------ KUTIPAN YANG DIBERIKAN
Meskipun dalam penjelasan resmi Pemerintah terkait skema pembiayaan proyek Kereta Cepat Jakarta – Bandung tidak mendapatkan jaminan Pemerintah, justru komponen pinjaman pembiayaan dari perbankan China menerapkan prinsip full cost recovery (pengembalian biaya secara penuh) ditambah dengan prosentase pembayaran bunga pinjaman sebesar 2% pertahun untuk pinjaman berbentuk mata uang USD, dan 3,46% pertahun untuk pinjaman berbentuk mata uang Yuan, dengan tenor utang selama 40 Tahun, dimana komponen pembiayaan utang tersebut dibagi dalam proporsi mata uang USD sebesar 60%, dan mata uang Yuan sebesar 40%. Adapun nominal pinjaman utang yang diberikan oleh perbankan China (China Development Bank/CDB) untuk mendanai mega proyek tersebut mencapai Rp 58 Triliun.
------------
_TUGAS YANG DIKERJAKAN:_
Tuliskan kembali seluruh kutipan tentang pembiayaan Kereta Cepat Jakarta – Bandung di atas persis sama, tanpa mengubah satu kata atau tanda baca pun. Catatan-catatan yang menyusul sama sekali tidak diperlukan di sini.
------ DATA YANG DIBERIKAN
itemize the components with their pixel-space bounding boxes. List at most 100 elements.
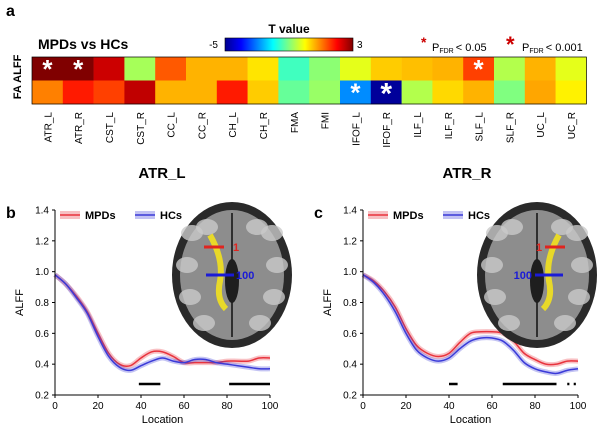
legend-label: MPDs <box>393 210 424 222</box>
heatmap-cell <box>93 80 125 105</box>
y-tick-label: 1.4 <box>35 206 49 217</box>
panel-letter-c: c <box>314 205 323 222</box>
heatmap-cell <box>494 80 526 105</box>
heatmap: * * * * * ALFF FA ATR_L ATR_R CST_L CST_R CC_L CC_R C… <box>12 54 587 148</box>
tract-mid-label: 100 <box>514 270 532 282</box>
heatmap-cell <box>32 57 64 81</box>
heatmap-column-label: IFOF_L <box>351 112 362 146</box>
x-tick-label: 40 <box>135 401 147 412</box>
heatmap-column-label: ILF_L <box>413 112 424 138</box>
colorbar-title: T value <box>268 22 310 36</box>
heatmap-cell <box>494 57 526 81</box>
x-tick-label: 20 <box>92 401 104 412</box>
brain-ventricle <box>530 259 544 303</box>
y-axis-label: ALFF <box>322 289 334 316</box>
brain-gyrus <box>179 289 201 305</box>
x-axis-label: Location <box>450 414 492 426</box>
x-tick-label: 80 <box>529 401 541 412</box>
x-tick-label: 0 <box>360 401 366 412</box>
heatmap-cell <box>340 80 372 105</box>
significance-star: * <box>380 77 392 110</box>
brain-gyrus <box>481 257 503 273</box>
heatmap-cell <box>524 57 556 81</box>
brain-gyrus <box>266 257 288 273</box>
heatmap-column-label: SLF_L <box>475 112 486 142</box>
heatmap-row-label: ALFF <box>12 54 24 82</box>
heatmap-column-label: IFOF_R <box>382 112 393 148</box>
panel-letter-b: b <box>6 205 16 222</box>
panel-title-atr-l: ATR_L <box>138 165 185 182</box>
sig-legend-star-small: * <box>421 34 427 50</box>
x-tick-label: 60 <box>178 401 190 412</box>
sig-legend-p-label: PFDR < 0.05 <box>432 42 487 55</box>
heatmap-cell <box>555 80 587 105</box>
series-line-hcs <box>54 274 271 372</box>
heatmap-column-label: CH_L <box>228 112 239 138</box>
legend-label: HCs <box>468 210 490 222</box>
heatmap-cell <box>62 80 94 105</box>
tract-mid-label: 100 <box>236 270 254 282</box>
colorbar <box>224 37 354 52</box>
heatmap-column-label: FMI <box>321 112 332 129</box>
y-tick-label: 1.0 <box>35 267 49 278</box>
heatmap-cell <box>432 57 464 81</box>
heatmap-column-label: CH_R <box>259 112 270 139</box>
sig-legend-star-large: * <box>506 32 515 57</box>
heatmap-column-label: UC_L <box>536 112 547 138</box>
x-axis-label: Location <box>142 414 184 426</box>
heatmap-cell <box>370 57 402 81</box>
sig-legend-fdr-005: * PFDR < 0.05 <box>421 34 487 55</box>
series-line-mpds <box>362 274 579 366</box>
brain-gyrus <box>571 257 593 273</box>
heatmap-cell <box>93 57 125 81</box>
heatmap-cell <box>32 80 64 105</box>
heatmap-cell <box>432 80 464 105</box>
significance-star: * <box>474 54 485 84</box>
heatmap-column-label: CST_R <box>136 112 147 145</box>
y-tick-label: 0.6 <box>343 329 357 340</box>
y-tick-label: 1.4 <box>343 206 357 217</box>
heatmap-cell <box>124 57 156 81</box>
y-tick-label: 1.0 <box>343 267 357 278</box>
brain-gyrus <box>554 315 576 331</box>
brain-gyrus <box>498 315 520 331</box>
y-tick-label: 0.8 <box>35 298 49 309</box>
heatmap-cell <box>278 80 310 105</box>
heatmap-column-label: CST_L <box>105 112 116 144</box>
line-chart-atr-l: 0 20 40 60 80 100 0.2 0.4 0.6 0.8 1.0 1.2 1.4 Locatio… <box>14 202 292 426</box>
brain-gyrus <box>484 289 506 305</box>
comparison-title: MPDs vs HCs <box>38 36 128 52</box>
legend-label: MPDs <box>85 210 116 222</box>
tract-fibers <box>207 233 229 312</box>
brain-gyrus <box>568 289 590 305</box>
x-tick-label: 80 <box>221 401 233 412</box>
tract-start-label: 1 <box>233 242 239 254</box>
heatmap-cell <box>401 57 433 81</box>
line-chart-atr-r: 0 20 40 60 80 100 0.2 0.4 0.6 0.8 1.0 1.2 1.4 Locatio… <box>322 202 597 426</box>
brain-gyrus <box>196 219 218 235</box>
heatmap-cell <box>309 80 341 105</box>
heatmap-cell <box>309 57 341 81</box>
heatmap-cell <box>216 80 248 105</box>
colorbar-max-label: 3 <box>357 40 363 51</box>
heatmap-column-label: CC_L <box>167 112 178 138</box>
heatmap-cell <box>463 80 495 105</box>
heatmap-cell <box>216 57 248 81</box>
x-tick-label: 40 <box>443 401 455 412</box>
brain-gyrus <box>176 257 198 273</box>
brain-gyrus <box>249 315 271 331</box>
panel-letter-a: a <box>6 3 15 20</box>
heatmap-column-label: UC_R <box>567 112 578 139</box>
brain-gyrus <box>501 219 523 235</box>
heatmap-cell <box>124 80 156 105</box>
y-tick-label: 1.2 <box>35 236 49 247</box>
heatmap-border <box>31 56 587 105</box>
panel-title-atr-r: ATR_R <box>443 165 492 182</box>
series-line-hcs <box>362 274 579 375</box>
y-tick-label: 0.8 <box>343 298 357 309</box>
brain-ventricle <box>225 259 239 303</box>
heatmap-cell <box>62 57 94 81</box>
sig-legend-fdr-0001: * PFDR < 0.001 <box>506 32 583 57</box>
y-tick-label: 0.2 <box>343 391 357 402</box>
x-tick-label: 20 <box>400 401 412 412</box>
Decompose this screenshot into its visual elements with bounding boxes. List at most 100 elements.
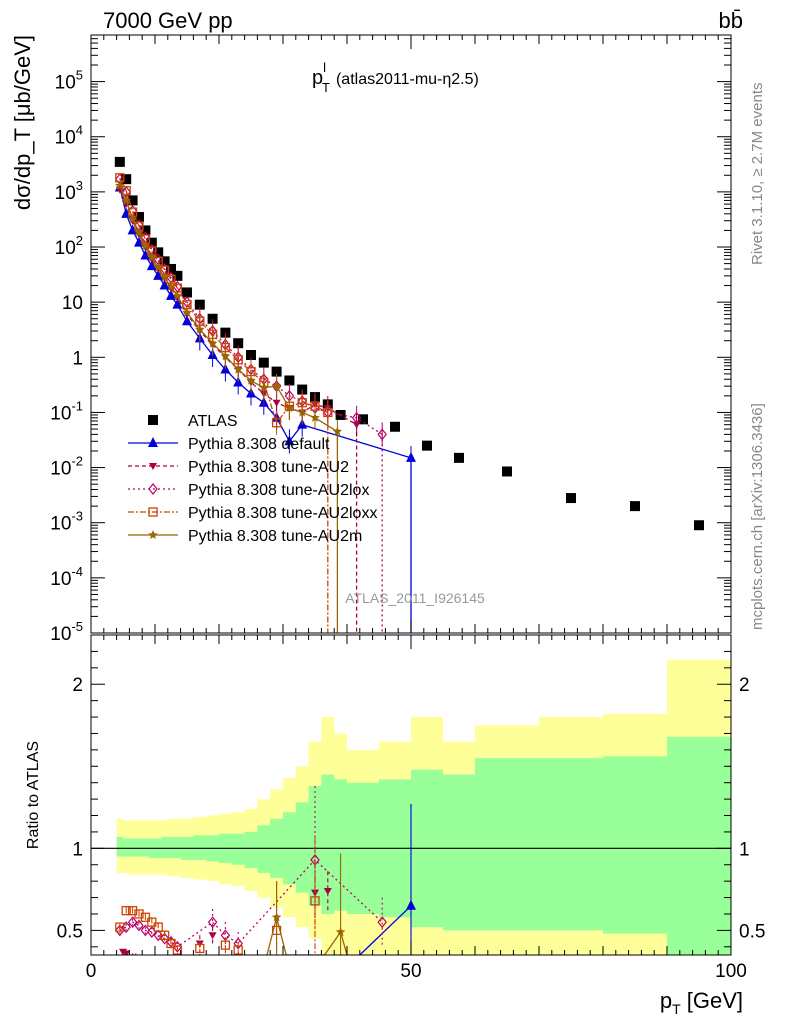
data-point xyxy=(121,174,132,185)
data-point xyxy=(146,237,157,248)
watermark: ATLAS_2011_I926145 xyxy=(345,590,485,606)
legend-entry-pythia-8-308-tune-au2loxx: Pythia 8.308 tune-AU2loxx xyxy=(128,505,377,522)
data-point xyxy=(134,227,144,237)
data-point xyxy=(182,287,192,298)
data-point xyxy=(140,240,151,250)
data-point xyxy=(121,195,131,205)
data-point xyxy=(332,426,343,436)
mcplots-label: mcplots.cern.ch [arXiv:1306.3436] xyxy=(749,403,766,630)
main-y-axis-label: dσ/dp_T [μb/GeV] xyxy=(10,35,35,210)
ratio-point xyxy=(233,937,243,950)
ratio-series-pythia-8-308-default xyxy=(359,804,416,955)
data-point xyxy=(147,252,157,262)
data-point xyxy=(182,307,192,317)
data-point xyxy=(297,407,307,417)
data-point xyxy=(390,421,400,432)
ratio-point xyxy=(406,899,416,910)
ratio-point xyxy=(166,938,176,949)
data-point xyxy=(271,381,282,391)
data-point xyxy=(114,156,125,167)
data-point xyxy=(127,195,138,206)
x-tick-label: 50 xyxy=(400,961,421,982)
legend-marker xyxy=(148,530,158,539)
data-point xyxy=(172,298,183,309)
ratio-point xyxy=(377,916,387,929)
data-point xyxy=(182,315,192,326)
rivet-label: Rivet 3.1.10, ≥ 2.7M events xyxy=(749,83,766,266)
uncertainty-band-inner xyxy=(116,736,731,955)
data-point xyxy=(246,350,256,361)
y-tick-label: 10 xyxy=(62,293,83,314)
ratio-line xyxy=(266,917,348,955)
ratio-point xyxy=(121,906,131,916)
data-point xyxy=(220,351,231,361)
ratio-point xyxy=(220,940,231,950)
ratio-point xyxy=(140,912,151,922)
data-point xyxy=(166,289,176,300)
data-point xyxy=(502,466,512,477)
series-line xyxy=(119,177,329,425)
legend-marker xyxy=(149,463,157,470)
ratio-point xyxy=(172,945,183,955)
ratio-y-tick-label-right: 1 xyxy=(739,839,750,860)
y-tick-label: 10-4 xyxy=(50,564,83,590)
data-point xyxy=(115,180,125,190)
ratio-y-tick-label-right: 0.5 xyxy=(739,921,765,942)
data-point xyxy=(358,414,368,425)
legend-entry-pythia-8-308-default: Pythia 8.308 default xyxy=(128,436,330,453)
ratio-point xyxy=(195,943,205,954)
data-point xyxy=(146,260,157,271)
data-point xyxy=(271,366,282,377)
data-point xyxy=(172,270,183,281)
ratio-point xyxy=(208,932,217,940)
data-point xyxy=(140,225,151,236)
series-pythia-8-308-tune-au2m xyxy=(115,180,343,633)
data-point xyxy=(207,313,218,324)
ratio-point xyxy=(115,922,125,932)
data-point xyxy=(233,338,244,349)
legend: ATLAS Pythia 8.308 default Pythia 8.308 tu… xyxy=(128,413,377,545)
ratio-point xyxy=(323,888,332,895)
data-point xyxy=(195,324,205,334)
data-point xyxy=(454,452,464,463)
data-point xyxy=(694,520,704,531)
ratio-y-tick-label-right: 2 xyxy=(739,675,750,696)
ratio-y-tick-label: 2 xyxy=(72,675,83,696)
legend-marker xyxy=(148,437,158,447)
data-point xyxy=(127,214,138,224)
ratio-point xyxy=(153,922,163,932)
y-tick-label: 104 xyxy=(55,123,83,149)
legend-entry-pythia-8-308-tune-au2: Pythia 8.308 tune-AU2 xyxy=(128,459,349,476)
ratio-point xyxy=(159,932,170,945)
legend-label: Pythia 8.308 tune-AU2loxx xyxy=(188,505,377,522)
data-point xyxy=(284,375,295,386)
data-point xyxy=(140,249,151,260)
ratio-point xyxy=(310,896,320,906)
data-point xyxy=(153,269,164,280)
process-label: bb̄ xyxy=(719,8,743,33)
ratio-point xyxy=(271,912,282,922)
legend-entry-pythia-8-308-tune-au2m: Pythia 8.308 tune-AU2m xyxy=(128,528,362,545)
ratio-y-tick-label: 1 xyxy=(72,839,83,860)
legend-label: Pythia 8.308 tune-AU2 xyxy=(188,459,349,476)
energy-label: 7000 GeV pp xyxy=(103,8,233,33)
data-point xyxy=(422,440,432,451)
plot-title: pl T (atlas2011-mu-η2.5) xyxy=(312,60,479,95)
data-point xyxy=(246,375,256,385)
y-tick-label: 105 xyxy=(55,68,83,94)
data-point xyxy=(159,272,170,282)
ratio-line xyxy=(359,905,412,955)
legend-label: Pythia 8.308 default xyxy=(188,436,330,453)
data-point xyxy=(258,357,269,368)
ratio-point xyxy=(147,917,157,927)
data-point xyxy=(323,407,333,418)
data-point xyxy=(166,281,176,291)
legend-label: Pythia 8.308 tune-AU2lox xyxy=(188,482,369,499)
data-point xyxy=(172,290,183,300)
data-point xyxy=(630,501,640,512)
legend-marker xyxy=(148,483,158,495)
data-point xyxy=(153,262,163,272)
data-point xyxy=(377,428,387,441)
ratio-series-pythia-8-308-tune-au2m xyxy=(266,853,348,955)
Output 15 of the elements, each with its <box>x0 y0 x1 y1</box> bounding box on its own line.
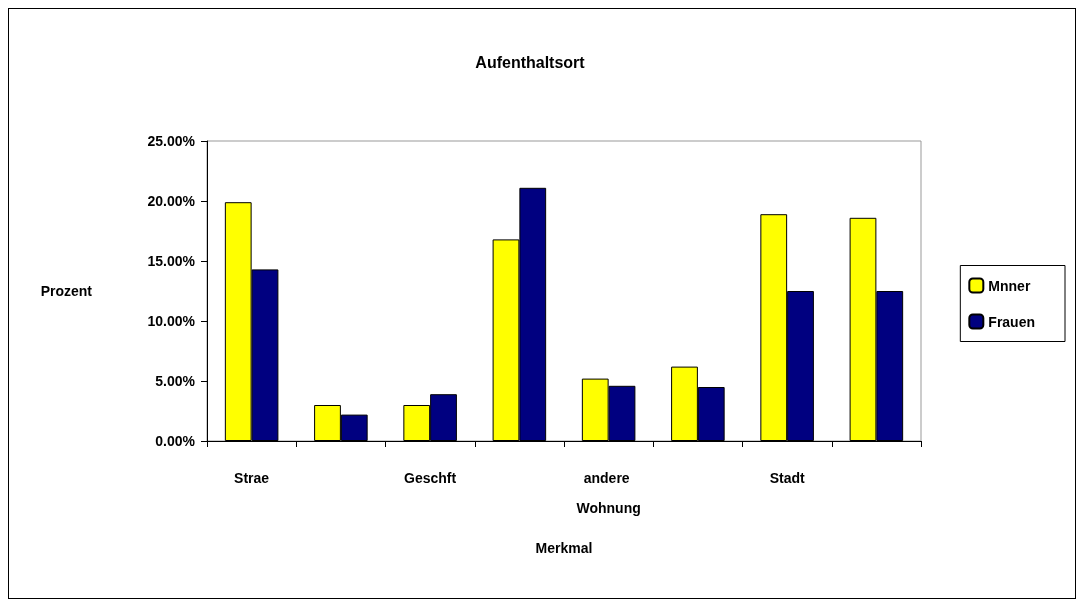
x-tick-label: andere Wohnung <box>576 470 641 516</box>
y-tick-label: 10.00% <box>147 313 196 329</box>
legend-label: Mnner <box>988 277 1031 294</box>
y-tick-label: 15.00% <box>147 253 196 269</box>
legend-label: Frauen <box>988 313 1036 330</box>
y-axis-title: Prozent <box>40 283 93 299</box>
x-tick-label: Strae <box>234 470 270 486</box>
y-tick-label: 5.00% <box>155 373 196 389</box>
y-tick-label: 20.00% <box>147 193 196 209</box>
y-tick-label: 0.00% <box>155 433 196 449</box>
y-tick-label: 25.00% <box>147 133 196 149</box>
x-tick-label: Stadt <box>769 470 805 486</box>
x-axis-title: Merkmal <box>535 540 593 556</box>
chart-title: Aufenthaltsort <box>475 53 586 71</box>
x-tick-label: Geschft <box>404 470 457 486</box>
------------
_JAWABAN TERTULIS:_
Meskipun dalam penjelasan resmi Pemerintah terkait skema pembiayaan proyek Kereta Cepat Jakarta – Bandung tidak mendapatkan jaminan Pemerintah, justru komponen pinjaman pembiayaan dari perbankan China menerapkan prinsip full cost recovery (pengembalian biaya secara penuh) ditambah dengan prosentase pembayaran bunga pinjaman sebesar 2% pertahun untuk pinjaman berbentuk mata uang USD, dan 3,46% pertahun untuk pinjaman berbentuk mata uang Yuan, dengan tenor utang selama 40 Tahun, dimana komponen pembiayaan utang tersebut dibagi dalam proporsi mata uang USD sebesar 60%, dan mata uang Yuan sebesar 40%. Adapun nominal pinjaman utang yang diberikan oleh perbankan China (China Development Bank/CDB) untuk mendanai mega proyek tersebut mencapai Rp 58 Triliun.